→ **Your instructions**: Quote all lines below exactly. Images stay out.

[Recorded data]
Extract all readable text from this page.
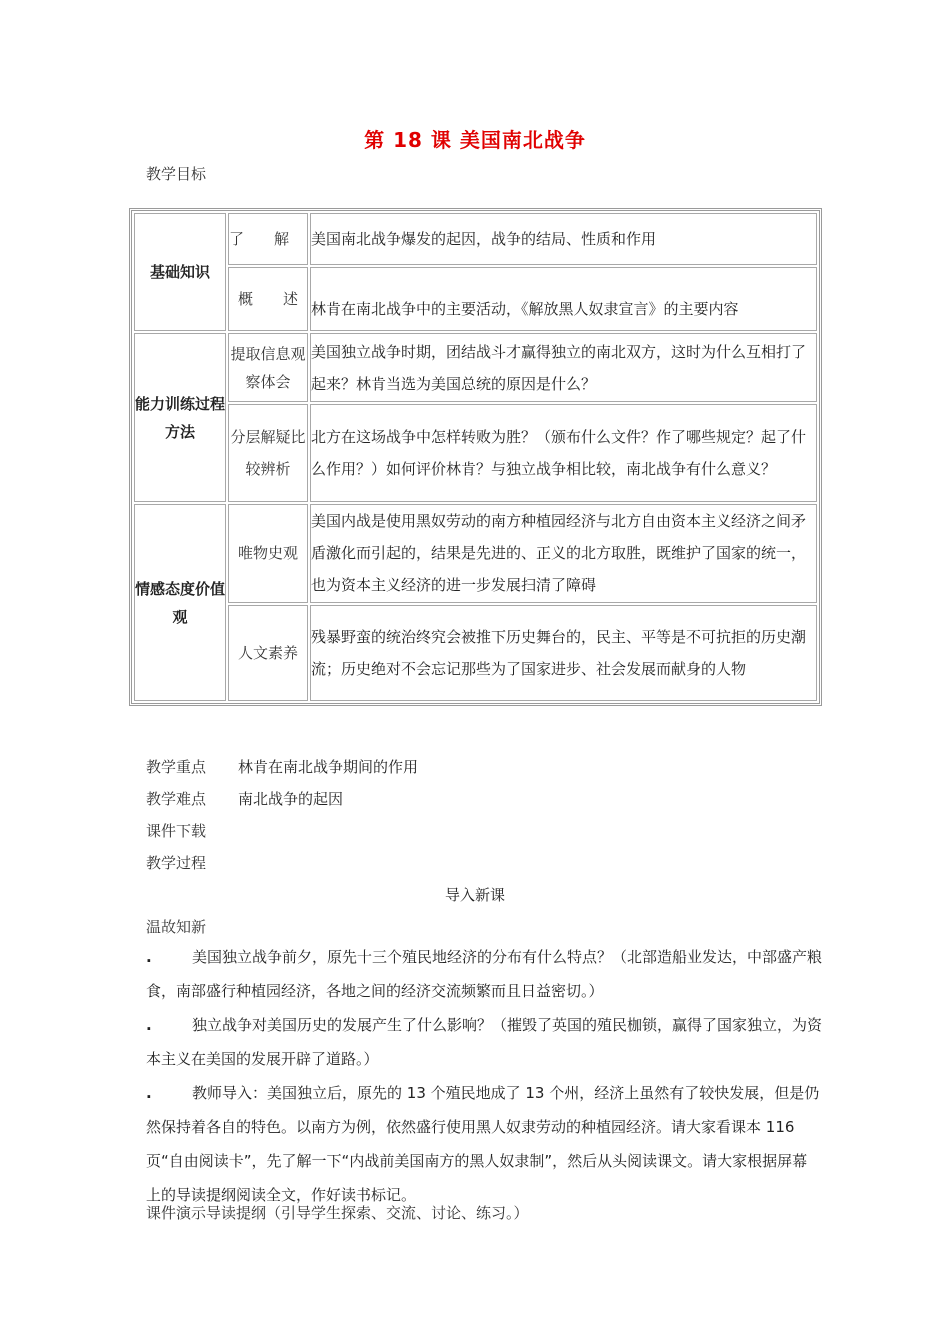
第 18 课 美国南北战争
教学目标
基础知识	了　　解	美国南北战争爆发的起因，战争的结局、性质和作用
	概　　述	林肯在南北战争中的主要活动，《解放黑人奴隶宣言》的主要内容
能力训练过程方法	提取信息观察体会	美国独立战争时期，团结战斗才赢得独立的南北双方，这时为什么互相打了起来？林肯当选为美国总统的原因是什么？
	分层解疑比较辨析	北方在这场战争中怎样转败为胜？（颁布什么文件？作了哪些规定？起了什么作用？）如何评价林肯？与独立战争相比较，南北战争有什么意义？
情感态度价值 观	唯物史观	美国内战是使用黑奴劳动的南方种植园经济与北方自由资本主义经济之间矛盾激化而引起的，结果是先进的、正义的北方取胜，既维护了国家的统一，也为资本主义经济的进一步发展扫清了障碍
	人文素养	残暴野蛮的统治终究会被推下历史舞台的，民主、平等是不可抗拒的历史潮流；历史绝对不会忘记那些为了国家进步、社会发展而献身的人物
教学重点 林肯在南北战争期间的作用
教学难点 南北战争的起因
课件下载
教学过程
导入新课
温故知新
.	美国独立战争前夕，原先十三个殖民地经济的分布有什么特点？（北部造船业发达，中部盛产粮食，南部盛行种植园经济，各地之间的经济交流频繁而且日益密切。）
.	独立战争对美国历史的发展产生了什么影响？（摧毁了英国的殖民枷锁，赢得了国家独立，为资本主义在美国的发展开辟了道路。）
.	教师导入：美国独立后，原先的 13 个殖民地成了 13 个州，经济上虽然有了较快发展，但是仍然保持着各自的特色。以南方为例，依然盛行使用黑人奴隶劳动的种植园经济。请大家看课本 116 页“自由阅读卡”，先了解一下“内战前美国南方的黑人奴隶制”，然后从头阅读课文。请大家根据屏幕上的导读提纲阅读全文，作好读书标记。
课件演示导读提纲（引导学生探索、交流、讨论、练习。）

→ **Solution to this task**:
Extract all readable text from this page.
第 18 课 美国南北战争
教学目标
基础知识	了　　解	美国南北战争爆发的起因，战争的结局、性质和作用
	概　　述	林肯在南北战争中的主要活动，《解放黑人奴隶宣言》的主要内容
能力训练过程方法	提取信息观察体会	美国独立战争时期，团结战斗才赢得独立的南北双方，这时为什么互相打了起来？林肯当选为美国总统的原因是什么？
	分层解疑比较辨析	北方在这场战争中怎样转败为胜？（颁布什么文件？作了哪些规定？起了什么作用？）如何评价林肯？与独立战争相比较，南北战争有什么意义？
情感态度价值 观	唯物史观	美国内战是使用黑奴劳动的南方种植园经济与北方自由资本主义经济之间矛盾激化而引起的，结果是先进的、正义的北方取胜，既维护了国家的统一，也为资本主义经济的进一步发展扫清了障碍
	人文素养	残暴野蛮的统治终究会被推下历史舞台的，民主、平等是不可抗拒的历史潮流；历史绝对不会忘记那些为了国家进步、社会发展而献身的人物
教学重点 林肯在南北战争期间的作用
教学难点 南北战争的起因
课件下载
教学过程
导入新课
温故知新
.	美国独立战争前夕，原先十三个殖民地经济的分布有什么特点？（北部造船业发达，中部盛产粮食，南部盛行种植园经济，各地之间的经济交流频繁而且日益密切。）
.	独立战争对美国历史的发展产生了什么影响？（摧毁了英国的殖民枷锁，赢得了国家独立，为资本主义在美国的发展开辟了道路。）
.	教师导入：美国独立后，原先的 13 个殖民地成了 13 个州，经济上虽然有了较快发展，但是仍然保持着各自的特色。以南方为例，依然盛行使用黑人奴隶劳动的种植园经济。请大家看课本 116 页“自由阅读卡”，先了解一下“内战前美国南方的黑人奴隶制”，然后从头阅读课文。请大家根据屏幕上的导读提纲阅读全文，作好读书标记。
课件演示导读提纲（引导学生探索、交流、讨论、练习。）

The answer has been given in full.